Write out the entries below once more, exactly.

[Start RECORDS FOR THE EXERCISE]

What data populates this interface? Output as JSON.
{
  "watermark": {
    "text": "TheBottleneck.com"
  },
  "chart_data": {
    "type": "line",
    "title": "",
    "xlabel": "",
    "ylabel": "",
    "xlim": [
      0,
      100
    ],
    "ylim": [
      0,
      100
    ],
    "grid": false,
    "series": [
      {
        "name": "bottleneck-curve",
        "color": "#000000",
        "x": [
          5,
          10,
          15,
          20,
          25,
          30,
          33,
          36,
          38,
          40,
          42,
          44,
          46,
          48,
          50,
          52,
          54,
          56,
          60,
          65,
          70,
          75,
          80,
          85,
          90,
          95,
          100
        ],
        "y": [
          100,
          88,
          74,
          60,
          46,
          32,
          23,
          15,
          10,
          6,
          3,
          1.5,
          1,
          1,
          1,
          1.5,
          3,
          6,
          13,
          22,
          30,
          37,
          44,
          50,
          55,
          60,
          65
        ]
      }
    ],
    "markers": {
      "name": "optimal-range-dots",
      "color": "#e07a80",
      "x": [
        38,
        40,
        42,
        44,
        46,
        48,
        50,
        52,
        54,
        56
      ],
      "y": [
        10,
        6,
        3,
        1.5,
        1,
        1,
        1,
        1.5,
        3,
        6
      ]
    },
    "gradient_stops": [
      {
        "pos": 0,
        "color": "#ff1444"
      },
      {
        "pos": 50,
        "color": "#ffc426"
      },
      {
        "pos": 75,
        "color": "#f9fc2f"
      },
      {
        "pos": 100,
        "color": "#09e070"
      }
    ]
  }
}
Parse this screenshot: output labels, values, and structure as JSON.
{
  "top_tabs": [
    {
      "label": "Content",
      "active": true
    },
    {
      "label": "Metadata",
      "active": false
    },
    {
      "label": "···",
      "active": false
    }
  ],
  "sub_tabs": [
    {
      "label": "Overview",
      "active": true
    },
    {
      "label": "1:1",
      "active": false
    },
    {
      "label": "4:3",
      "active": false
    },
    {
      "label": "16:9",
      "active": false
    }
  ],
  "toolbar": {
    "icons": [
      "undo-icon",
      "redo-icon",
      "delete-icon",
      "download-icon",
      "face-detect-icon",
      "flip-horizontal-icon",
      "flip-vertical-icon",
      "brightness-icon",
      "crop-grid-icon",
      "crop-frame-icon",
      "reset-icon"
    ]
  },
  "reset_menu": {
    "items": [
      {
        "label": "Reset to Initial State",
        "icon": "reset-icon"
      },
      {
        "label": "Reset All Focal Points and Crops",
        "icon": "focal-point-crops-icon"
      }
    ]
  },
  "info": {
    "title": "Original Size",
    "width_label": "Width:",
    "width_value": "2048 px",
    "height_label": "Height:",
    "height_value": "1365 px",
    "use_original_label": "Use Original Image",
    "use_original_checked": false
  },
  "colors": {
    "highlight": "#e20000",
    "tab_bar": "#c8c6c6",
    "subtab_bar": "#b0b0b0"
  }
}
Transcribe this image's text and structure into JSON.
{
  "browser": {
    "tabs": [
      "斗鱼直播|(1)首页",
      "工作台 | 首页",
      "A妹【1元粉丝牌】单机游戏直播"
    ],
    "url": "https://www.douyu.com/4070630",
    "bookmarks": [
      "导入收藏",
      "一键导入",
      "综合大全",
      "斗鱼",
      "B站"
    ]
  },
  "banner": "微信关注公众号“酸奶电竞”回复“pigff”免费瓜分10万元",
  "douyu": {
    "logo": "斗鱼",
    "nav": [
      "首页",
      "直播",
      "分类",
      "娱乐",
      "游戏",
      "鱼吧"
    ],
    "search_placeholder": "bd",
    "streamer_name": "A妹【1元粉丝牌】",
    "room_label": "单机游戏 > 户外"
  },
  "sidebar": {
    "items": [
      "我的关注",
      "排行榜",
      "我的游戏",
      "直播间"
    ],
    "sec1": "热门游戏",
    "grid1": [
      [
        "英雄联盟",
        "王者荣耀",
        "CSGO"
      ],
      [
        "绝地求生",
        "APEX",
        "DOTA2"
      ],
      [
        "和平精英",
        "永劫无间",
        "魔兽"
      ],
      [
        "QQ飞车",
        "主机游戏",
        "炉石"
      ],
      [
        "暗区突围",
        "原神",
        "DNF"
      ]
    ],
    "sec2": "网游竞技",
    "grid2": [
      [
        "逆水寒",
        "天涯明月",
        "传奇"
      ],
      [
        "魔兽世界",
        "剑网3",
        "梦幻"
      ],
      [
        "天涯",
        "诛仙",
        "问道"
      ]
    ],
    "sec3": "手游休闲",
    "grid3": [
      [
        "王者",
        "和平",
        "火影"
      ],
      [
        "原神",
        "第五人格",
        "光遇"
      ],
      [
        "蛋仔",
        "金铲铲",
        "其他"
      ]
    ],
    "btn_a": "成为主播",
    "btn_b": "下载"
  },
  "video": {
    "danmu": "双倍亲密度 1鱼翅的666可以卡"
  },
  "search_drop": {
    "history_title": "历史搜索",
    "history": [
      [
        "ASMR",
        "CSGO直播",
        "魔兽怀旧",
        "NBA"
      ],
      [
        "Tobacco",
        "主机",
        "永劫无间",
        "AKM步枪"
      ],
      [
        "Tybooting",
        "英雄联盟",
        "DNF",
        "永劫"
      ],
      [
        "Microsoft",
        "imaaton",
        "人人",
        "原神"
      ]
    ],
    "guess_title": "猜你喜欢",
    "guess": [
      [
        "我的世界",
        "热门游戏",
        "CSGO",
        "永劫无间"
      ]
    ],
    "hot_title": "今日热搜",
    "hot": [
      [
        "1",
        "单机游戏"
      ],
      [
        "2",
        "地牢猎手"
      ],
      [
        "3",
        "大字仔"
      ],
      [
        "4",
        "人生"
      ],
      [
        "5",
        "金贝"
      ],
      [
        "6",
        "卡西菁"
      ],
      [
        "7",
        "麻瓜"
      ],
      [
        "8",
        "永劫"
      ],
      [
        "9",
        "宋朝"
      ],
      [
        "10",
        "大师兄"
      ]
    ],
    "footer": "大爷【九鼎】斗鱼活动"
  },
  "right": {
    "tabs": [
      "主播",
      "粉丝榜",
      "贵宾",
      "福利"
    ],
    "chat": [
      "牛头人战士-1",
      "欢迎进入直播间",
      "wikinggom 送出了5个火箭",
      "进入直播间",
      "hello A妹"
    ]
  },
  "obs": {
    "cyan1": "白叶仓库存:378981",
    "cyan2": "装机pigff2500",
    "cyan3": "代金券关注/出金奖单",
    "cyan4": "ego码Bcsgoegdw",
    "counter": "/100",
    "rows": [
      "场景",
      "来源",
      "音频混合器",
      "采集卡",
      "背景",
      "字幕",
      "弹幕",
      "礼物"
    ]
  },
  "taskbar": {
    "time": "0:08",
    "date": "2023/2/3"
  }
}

[End RECORDS FOR THE EXERCISE]

THE REPLY =
What data populates this interface? Output as JSON.
{
  "watermark": {
    "text": "TheBottleneck.com"
  },
  "chart_data": {
    "type": "line",
    "title": "",
    "xlabel": "",
    "ylabel": "",
    "xlim": [
      0,
      100
    ],
    "ylim": [
      0,
      100
    ],
    "grid": false,
    "series": [
      {
        "name": "bottleneck-curve",
        "color": "#000000",
        "x": [
          5,
          10,
          15,
          20,
          25,
          30,
          33,
          36,
          38,
          40,
          42,
          44,
          46,
          48,
          50,
          52,
          54,
          56,
          60,
          65,
          70,
          75,
          80,
          85,
          90,
          95,
          100
        ],
        "y": [
          100,
          88,
          74,
          60,
          46,
          32,
          23,
          15,
          10,
          6,
          3,
          1.5,
          1,
          1,
          1,
          1.5,
          3,
          6,
          13,
          22,
          30,
          37,
          44,
          50,
          55,
          60,
          65
        ]
      }
    ],
    "markers": {
      "name": "optimal-range-dots",
      "color": "#e07a80",
      "x": [
        38,
        40,
        42,
        44,
        46,
        48,
        50,
        52,
        54,
        56
      ],
      "y": [
        10,
        6,
        3,
        1.5,
        1,
        1,
        1,
        1.5,
        3,
        6
      ]
    },
    "gradient_stops": [
      {
        "pos": 0,
        "color": "#ff1444"
      },
      {
        "pos": 50,
        "color": "#ffc426"
      },
      {
        "pos": 75,
        "color": "#f9fc2f"
      },
      {
        "pos": 100,
        "color": "#09e070"
      }
    ]
  }
}
Parse this screenshot: output labels, values, and structure as JSON.
{
  "top_tabs": [
    {
      "label": "Content",
      "active": true
    },
    {
      "label": "Metadata",
      "active": false
    },
    {
      "label": "···",
      "active": false
    }
  ],
  "sub_tabs": [
    {
      "label": "Overview",
      "active": true
    },
    {
      "label": "1:1",
      "active": false
    },
    {
      "label": "4:3",
      "active": false
    },
    {
      "label": "16:9",
      "active": false
    }
  ],
  "toolbar": {
    "icons": [
      "undo-icon",
      "redo-icon",
      "delete-icon",
      "download-icon",
      "face-detect-icon",
      "flip-horizontal-icon",
      "flip-vertical-icon",
      "brightness-icon",
      "crop-grid-icon",
      "crop-frame-icon",
      "reset-icon"
    ]
  },
  "reset_menu": {
    "items": [
      {
        "label": "Reset to Initial State",
        "icon": "reset-icon"
      },
      {
        "label": "Reset All Focal Points and Crops",
        "icon": "focal-point-crops-icon"
      }
    ]
  },
  "info": {
    "title": "Original Size",
    "width_label": "Width:",
    "width_value": "2048 px",
    "height_label": "Height:",
    "height_value": "1365 px",
    "use_original_label": "Use Original Image",
    "use_original_checked": false
  },
  "colors": {
    "highlight": "#e20000",
    "tab_bar": "#c8c6c6",
    "subtab_bar": "#b0b0b0"
  }
}
Transcribe this image's text and structure into JSON.
{
  "browser": {
    "tabs": [
      "斗鱼直播|(1)首页",
      "工作台 | 首页",
      "A妹【1元粉丝牌】单机游戏直播"
    ],
    "url": "https://www.douyu.com/4070630",
    "bookmarks": [
      "导入收藏",
      "一键导入",
      "综合大全",
      "斗鱼",
      "B站"
    ]
  },
  "banner": "微信关注公众号“酸奶电竞”回复“pigff”免费瓜分10万元",
  "douyu": {
    "logo": "斗鱼",
    "nav": [
      "首页",
      "直播",
      "分类",
      "娱乐",
      "游戏",
      "鱼吧"
    ],
    "search_placeholder": "bd",
    "streamer_name": "A妹【1元粉丝牌】",
    "room_label": "单机游戏 > 户外"
  },
  "sidebar": {
    "items": [
      "我的关注",
      "排行榜",
      "我的游戏",
      "直播间"
    ],
    "sec1": "热门游戏",
    "grid1": [
      [
        "英雄联盟",
        "王者荣耀",
        "CSGO"
      ],
      [
        "绝地求生",
        "APEX",
        "DOTA2"
      ],
      [
        "和平精英",
        "永劫无间",
        "魔兽"
      ],
      [
        "QQ飞车",
        "主机游戏",
        "炉石"
      ],
      [
        "暗区突围",
        "原神",
        "DNF"
      ]
    ],
    "sec2": "网游竞技",
    "grid2": [
      [
        "逆水寒",
        "天涯明月",
        "传奇"
      ],
      [
        "魔兽世界",
        "剑网3",
        "梦幻"
      ],
      [
        "天涯",
        "诛仙",
        "问道"
      ]
    ],
    "sec3": "手游休闲",
    "grid3": [
      [
        "王者",
        "和平",
        "火影"
      ],
      [
        "原神",
        "第五人格",
        "光遇"
      ],
      [
        "蛋仔",
        "金铲铲",
        "其他"
      ]
    ],
    "btn_a": "成为主播",
    "btn_b": "下载"
  },
  "video": {
    "danmu": "双倍亲密度 1鱼翅的666可以卡"
  },
  "search_drop": {
    "history_title": "历史搜索",
    "history": [
      [
        "ASMR",
        "CSGO直播",
        "魔兽怀旧",
        "NBA"
      ],
      [
        "Tobacco",
        "主机",
        "永劫无间",
        "AKM步枪"
      ],
      [
        "Tybooting",
        "英雄联盟",
        "DNF",
        "永劫"
      ],
      [
        "Microsoft",
        "imaaton",
        "人人",
        "原神"
      ]
    ],
    "guess_title": "猜你喜欢",
    "guess": [
      [
        "我的世界",
        "热门游戏",
        "CSGO",
        "永劫无间"
      ]
    ],
    "hot_title": "今日热搜",
    "hot": [
      [
        "1",
        "单机游戏"
      ],
      [
        "2",
        "地牢猎手"
      ],
      [
        "3",
        "大字仔"
      ],
      [
        "4",
        "人生"
      ],
      [
        "5",
        "金贝"
      ],
      [
        "6",
        "卡西菁"
      ],
      [
        "7",
        "麻瓜"
      ],
      [
        "8",
        "永劫"
      ],
      [
        "9",
        "宋朝"
      ],
      [
        "10",
        "大师兄"
      ]
    ],
    "footer": "大爷【九鼎】斗鱼活动"
  },
  "right": {
    "tabs": [
      "主播",
      "粉丝榜",
      "贵宾",
      "福利"
    ],
    "chat": [
      "牛头人战士-1",
      "欢迎进入直播间",
      "wikinggom 送出了5个火箭",
      "进入直播间",
      "hello A妹"
    ]
  },
  "obs": {
    "cyan1": "白叶仓库存:378981",
    "cyan2": "装机pigff2500",
    "cyan3": "代金券关注/出金奖单",
    "cyan4": "ego码Bcsgoegdw",
    "counter": "/100",
    "rows": [
      "场景",
      "来源",
      "音频混合器",
      "采集卡",
      "背景",
      "字幕",
      "弹幕",
      "礼物"
    ]
  },
  "taskbar": {
    "time": "0:08",
    "date": "2023/2/3"
  }
}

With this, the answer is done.